• [Prompt]:
How many lines of these records hold the string "average"? Reply with the number alone.

• [Excerpted data]:
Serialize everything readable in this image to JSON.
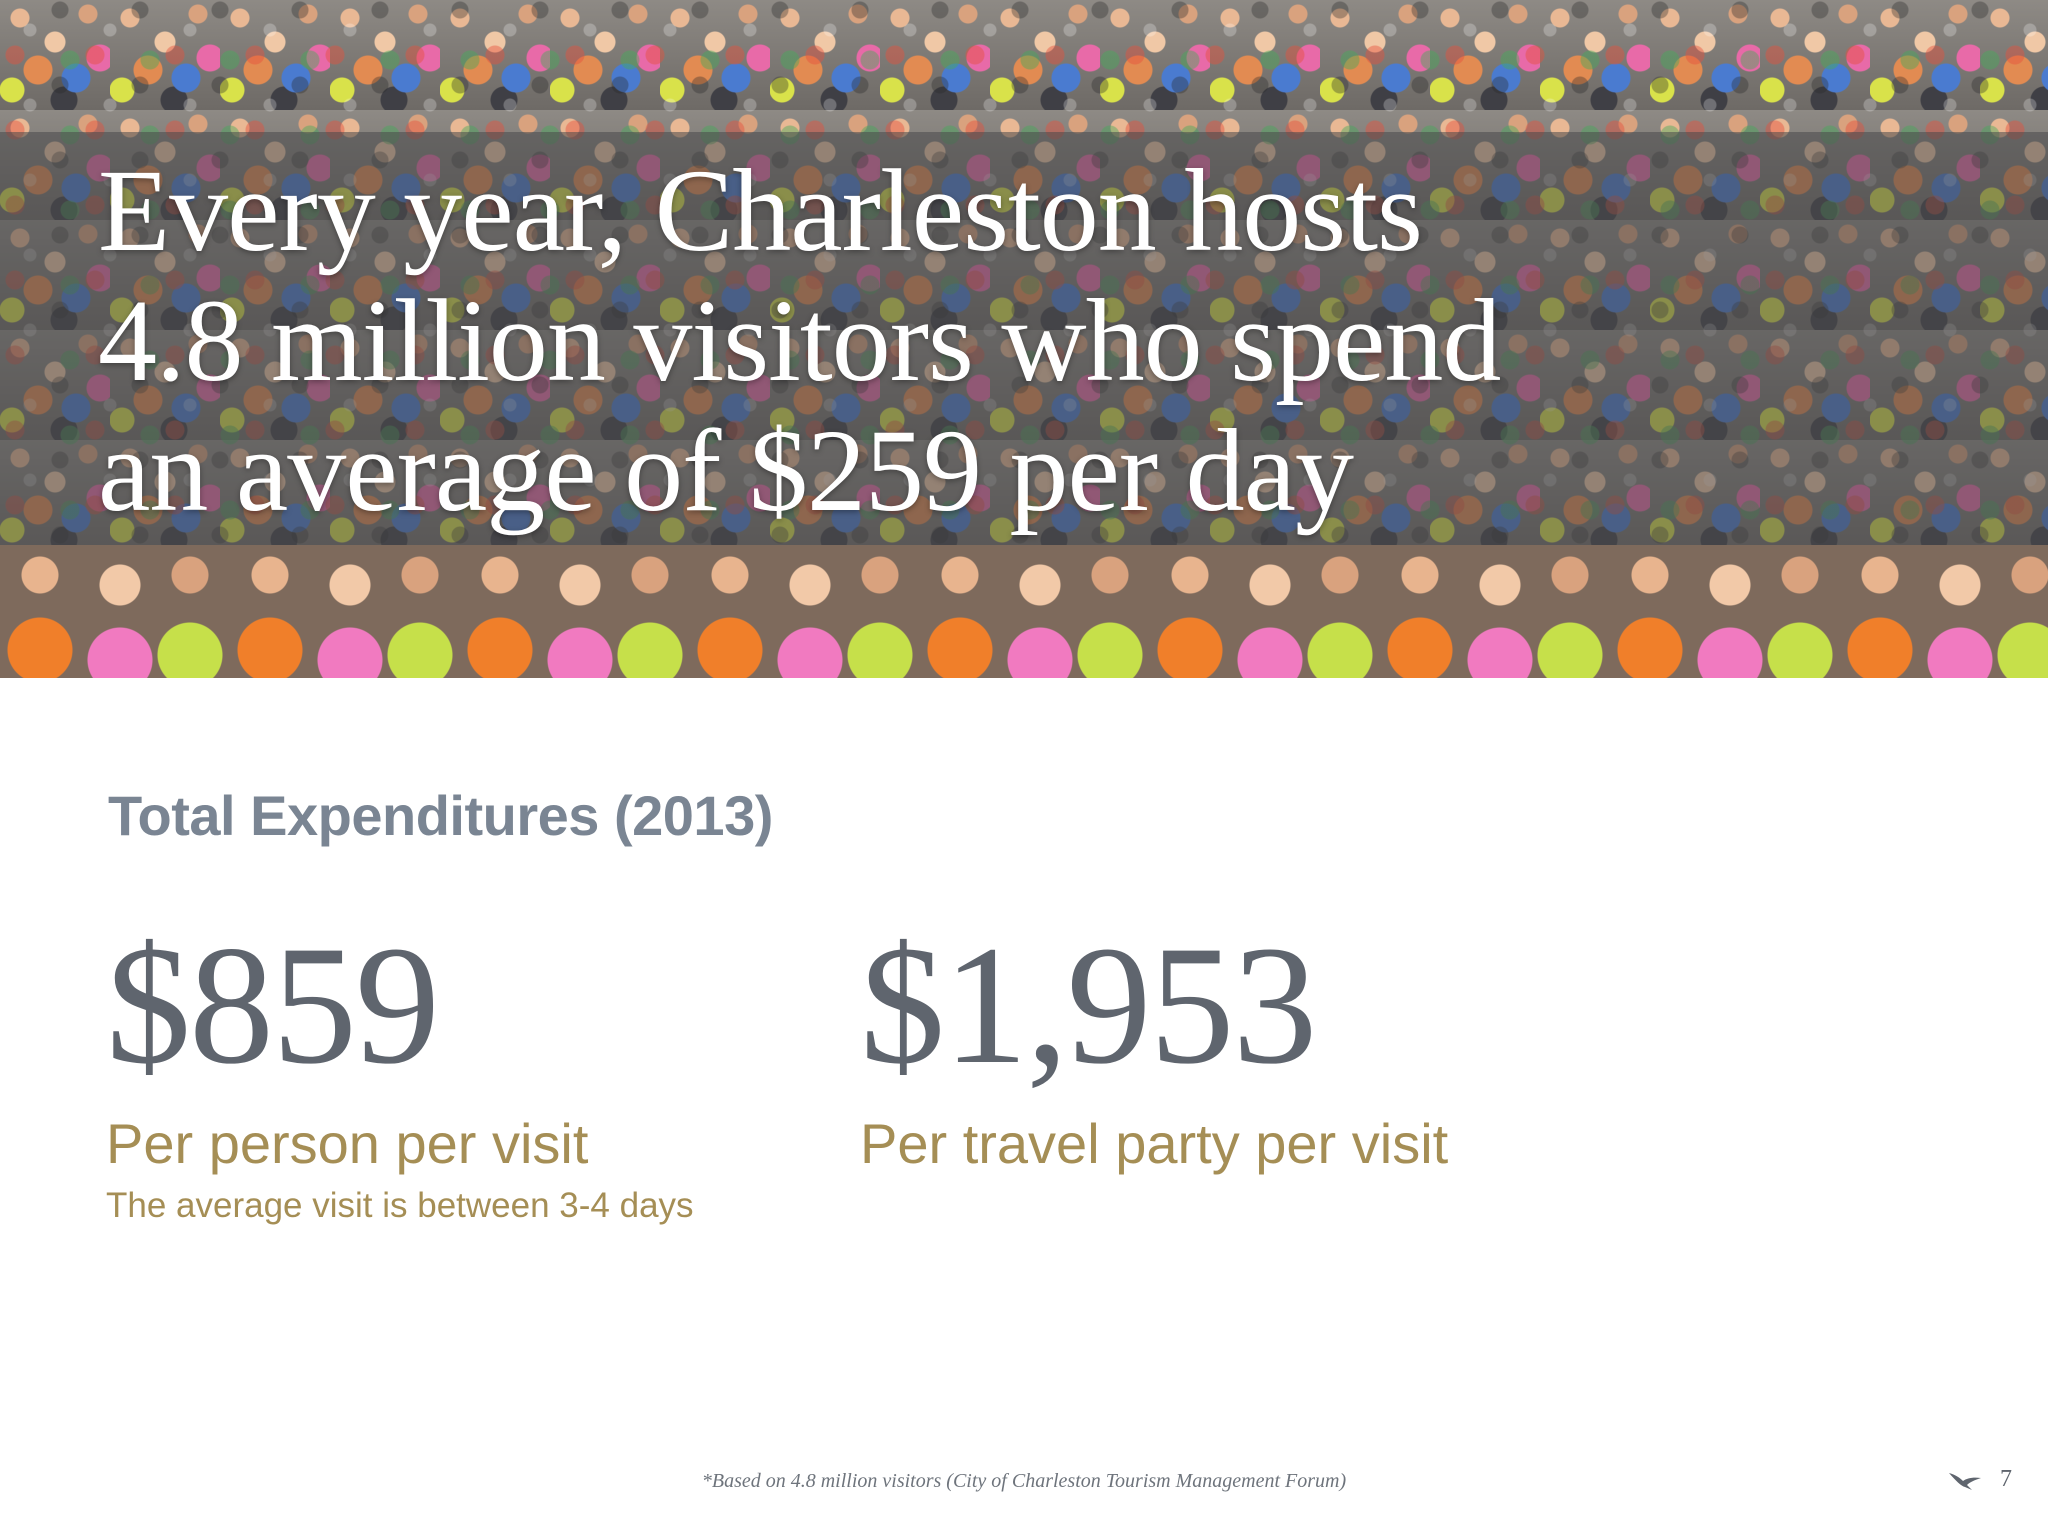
{
  "hero": {
    "headline_lines": [
      "Every year, Charleston hosts",
      "4.8 million visitors who spend",
      "an average of $259 per day"
    ]
  },
  "section": {
    "title": "Total Expenditures (2013)"
  },
  "stats": [
    {
      "value": "$859",
      "label": "Per person per visit",
      "note": "The average visit is between 3-4 days"
    },
    {
      "value": "$1,953",
      "label": "Per travel party per visit"
    }
  ],
  "footer": {
    "footnote": "*Based on 4.8 million visitors (City of Charleston Tourism Management Forum)",
    "page_number": "7",
    "icon": "bird-icon"
  },
  "colors": {
    "value_gray": "#5f656e",
    "title_gray": "#7a8593",
    "gold": "#a58e55"
  }
}
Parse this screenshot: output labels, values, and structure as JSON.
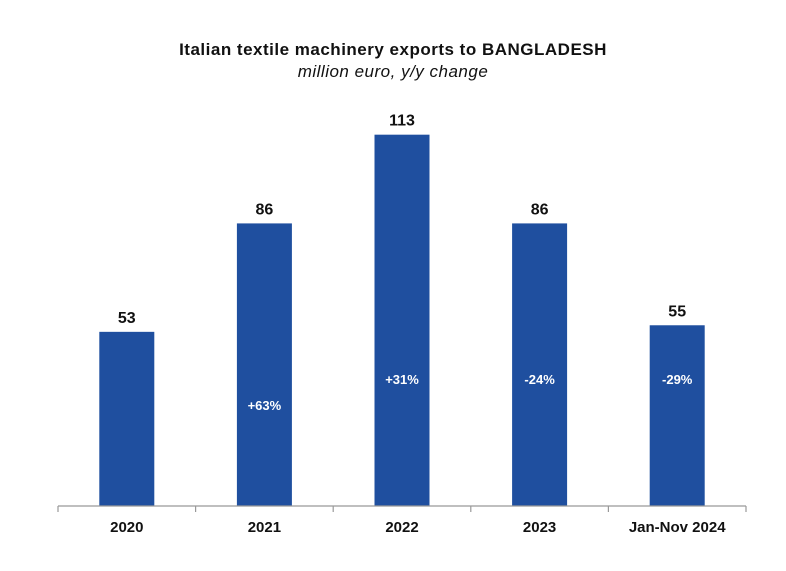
{
  "chart_data": {
    "type": "bar",
    "title": "Italian textile machinery exports to BANGLADESH",
    "subtitle": "million euro, y/y change",
    "categories": [
      "2020",
      "2021",
      "2022",
      "2023",
      "Jan-Nov 2024"
    ],
    "values": [
      53,
      86,
      113,
      86,
      55
    ],
    "changes": [
      "",
      "+63%",
      "+31%",
      "-24%",
      "-29%"
    ],
    "ylim": [
      0,
      120
    ],
    "grid": false,
    "bar_color": "#1f4f9f"
  }
}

• [Correct answer]:
2